Collected data entries

══════════════════════════════

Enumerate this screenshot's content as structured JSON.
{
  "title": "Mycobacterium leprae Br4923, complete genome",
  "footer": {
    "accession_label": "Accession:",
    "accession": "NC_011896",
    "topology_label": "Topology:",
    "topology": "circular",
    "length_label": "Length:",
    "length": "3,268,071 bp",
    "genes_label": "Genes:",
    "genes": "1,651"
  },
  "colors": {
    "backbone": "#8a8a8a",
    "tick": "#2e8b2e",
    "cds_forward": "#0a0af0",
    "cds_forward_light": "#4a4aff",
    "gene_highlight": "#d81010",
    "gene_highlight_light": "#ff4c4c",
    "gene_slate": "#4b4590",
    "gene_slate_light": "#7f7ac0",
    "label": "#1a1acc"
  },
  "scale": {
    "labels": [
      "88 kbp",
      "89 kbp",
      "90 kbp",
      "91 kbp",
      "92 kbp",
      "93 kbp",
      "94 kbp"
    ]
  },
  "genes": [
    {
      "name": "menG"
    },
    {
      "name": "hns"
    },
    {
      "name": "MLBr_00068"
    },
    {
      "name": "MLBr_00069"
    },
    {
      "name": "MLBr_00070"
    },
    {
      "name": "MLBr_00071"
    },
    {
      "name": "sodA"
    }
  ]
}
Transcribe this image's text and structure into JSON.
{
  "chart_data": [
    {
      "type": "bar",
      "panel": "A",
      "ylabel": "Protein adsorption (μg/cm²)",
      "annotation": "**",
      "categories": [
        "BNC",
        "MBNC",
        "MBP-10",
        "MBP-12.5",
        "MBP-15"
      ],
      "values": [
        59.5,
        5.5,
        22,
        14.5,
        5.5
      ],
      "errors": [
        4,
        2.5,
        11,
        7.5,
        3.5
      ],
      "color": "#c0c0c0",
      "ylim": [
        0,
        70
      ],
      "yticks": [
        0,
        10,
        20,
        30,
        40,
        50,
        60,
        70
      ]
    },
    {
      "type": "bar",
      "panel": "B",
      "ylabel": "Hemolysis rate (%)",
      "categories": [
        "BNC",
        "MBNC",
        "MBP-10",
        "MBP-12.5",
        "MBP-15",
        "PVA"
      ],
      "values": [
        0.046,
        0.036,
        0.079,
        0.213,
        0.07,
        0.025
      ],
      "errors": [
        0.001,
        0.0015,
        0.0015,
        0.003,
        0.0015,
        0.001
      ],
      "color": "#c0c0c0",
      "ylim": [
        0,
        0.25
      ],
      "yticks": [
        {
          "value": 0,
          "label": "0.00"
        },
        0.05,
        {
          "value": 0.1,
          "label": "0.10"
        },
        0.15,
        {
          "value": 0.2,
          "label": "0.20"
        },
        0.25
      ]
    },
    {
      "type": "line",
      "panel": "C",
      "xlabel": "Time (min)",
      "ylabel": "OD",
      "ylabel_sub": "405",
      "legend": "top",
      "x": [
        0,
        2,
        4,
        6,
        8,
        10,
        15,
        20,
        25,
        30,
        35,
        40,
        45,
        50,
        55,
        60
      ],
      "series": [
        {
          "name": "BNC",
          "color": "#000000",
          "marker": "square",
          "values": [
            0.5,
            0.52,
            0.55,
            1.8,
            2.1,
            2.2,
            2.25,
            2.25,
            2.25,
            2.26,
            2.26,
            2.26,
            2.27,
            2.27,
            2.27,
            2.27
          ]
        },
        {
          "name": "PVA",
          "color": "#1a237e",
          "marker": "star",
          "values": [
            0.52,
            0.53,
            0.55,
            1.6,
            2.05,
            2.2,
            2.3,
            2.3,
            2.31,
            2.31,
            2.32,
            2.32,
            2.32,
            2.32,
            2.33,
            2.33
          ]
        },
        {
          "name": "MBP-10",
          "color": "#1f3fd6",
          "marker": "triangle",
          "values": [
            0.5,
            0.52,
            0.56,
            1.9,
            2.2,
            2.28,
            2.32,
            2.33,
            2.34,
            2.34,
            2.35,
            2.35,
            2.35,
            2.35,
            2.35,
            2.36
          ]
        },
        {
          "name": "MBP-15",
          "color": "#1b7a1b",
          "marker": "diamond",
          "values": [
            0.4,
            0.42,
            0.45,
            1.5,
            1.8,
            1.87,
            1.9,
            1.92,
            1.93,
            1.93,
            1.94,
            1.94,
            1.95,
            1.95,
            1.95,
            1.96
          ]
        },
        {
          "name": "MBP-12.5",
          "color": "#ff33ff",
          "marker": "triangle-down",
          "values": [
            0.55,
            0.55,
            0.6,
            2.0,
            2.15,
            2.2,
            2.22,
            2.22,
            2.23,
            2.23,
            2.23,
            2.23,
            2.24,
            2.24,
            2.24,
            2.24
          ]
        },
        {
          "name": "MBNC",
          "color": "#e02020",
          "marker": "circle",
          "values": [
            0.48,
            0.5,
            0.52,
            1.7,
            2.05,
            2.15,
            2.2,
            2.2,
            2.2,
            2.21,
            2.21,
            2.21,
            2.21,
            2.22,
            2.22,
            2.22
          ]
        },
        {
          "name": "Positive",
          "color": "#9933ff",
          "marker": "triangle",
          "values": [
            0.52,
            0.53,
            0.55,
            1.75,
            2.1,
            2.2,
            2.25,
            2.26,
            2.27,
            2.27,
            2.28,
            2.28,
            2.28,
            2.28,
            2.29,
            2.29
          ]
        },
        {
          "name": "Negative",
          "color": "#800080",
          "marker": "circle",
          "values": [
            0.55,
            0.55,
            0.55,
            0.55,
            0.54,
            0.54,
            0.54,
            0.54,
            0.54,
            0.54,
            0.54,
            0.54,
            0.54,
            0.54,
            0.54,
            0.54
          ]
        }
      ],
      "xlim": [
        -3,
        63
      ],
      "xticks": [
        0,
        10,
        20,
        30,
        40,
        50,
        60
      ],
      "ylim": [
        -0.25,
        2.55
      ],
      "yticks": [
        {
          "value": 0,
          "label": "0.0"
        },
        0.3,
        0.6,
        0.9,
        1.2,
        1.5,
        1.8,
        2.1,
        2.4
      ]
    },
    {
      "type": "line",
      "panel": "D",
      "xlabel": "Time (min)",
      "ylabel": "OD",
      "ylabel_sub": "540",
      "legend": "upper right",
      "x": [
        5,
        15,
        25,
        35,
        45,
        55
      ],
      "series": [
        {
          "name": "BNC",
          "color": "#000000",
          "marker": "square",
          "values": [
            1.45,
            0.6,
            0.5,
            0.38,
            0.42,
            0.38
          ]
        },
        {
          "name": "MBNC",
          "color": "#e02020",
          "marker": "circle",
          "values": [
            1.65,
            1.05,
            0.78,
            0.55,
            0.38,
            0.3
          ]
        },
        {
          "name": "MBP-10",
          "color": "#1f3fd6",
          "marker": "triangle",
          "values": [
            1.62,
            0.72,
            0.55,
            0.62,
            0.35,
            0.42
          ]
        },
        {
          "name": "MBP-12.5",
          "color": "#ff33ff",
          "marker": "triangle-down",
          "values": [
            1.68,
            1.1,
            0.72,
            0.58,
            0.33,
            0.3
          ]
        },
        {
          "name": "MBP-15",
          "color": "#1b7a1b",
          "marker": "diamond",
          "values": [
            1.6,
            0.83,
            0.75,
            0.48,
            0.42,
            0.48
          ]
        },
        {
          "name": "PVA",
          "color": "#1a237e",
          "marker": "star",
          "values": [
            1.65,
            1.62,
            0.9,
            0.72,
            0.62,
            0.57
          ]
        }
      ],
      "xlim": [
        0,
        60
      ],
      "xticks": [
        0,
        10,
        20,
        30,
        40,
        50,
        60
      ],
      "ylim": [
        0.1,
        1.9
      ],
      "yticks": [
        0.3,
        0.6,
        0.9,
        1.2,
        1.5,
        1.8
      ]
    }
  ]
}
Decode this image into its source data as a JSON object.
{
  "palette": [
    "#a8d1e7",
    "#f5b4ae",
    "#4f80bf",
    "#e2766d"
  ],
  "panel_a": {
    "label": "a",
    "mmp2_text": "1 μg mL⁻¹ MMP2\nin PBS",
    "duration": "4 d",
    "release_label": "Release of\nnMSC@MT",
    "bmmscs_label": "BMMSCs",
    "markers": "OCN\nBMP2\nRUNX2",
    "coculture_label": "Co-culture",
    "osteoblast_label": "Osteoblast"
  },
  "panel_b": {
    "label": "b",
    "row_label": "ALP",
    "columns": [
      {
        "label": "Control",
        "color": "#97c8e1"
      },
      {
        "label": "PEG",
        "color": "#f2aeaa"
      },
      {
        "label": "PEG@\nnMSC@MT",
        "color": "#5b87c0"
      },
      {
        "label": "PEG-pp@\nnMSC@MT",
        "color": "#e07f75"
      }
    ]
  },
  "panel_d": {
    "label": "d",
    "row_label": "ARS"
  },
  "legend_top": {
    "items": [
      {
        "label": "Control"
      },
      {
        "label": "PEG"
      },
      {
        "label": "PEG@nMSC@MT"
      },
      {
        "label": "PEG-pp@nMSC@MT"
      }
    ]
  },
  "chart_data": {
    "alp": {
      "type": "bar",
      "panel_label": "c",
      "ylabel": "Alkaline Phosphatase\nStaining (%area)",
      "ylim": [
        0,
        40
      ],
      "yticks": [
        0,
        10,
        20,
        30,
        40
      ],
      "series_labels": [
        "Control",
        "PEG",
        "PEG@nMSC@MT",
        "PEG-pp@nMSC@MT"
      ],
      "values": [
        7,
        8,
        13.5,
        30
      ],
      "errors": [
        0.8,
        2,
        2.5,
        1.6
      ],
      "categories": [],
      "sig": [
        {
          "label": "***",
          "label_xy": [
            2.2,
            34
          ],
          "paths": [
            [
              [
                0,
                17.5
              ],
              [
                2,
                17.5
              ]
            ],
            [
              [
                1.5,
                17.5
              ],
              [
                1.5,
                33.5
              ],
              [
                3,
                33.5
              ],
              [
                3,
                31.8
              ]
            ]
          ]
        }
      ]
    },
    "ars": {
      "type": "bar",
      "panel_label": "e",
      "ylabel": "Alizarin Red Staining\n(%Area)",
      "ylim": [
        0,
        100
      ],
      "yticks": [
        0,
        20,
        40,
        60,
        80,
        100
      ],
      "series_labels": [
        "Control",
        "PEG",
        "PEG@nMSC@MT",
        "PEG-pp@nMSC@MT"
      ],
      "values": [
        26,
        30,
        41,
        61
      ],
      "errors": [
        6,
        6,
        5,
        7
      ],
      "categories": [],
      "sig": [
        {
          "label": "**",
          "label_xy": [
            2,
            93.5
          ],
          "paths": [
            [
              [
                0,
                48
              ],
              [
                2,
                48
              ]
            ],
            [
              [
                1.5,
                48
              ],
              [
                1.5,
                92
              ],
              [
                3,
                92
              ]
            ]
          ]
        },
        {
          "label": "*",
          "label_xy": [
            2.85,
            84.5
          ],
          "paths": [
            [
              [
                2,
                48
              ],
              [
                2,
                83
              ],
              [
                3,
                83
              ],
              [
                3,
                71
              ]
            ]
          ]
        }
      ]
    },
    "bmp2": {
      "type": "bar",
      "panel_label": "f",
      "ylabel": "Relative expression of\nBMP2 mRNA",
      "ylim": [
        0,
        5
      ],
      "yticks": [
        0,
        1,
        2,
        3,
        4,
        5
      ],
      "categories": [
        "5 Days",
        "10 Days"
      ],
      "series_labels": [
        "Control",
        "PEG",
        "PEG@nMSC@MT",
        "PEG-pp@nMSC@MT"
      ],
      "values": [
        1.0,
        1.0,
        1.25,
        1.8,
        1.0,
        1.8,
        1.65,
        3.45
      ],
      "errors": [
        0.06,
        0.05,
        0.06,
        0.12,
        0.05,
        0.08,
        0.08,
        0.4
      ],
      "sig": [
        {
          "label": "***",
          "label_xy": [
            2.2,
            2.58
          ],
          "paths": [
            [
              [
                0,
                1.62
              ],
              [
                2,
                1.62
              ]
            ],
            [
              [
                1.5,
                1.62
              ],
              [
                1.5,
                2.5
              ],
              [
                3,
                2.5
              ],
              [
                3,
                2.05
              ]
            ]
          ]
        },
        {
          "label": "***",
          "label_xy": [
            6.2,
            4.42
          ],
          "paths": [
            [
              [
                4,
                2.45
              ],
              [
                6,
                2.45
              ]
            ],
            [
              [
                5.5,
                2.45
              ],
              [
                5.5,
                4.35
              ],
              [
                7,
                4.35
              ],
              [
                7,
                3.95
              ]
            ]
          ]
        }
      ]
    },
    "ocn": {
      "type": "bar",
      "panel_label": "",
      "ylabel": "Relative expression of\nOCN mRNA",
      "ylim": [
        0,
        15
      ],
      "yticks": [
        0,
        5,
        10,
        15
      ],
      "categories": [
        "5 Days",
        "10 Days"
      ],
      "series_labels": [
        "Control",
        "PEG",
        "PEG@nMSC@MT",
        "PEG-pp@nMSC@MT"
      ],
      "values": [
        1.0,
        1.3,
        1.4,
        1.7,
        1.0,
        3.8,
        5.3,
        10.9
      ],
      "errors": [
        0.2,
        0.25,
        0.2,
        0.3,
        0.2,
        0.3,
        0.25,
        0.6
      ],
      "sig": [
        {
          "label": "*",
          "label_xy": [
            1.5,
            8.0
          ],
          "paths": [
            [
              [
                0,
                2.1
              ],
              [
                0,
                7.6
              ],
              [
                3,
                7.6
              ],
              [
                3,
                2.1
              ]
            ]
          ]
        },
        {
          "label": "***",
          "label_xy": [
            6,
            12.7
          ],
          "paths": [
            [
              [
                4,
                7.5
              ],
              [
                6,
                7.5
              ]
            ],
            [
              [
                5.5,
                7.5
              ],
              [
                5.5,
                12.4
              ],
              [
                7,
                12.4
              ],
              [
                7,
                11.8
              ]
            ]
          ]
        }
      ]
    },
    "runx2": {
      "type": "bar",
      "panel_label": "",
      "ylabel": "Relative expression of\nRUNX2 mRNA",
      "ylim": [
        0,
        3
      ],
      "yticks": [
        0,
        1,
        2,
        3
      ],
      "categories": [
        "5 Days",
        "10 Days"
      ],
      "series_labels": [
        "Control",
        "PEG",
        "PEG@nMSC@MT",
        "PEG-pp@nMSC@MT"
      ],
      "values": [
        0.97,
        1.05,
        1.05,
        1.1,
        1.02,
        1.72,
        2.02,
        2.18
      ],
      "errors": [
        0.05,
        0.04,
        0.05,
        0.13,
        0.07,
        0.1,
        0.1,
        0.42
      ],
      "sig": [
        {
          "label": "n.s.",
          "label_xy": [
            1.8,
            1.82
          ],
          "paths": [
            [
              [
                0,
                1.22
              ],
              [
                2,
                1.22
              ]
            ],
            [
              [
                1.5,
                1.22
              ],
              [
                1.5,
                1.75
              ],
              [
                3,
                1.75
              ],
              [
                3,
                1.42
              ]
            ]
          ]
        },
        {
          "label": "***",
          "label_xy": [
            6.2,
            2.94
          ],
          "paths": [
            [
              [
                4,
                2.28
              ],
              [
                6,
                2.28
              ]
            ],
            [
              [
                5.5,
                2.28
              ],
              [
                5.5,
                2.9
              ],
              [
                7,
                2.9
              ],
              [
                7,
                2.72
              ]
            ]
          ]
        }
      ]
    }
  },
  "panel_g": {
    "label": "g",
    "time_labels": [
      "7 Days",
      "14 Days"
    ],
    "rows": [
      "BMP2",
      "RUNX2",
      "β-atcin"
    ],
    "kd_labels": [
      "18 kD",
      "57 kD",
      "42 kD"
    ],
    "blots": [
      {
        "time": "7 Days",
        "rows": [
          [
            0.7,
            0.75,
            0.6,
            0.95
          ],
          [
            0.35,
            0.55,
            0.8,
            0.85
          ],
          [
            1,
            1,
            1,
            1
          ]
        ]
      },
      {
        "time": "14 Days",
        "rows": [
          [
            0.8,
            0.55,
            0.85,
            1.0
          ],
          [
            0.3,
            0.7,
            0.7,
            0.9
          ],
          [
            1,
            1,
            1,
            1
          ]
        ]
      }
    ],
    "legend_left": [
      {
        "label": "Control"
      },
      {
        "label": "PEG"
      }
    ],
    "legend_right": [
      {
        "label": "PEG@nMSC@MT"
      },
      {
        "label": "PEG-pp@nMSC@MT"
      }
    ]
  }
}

══════════════════════════════

Your instructions: The answer must consist of each line from the entries that contains the string "Relative".

Your solution:
      "ylabel": "Relative expression of\nBMP2 mRNA",
      "ylabel": "Relative expression of\nOCN mRNA",
      "ylabel": "Relative expression of\nRUNX2 mRNA",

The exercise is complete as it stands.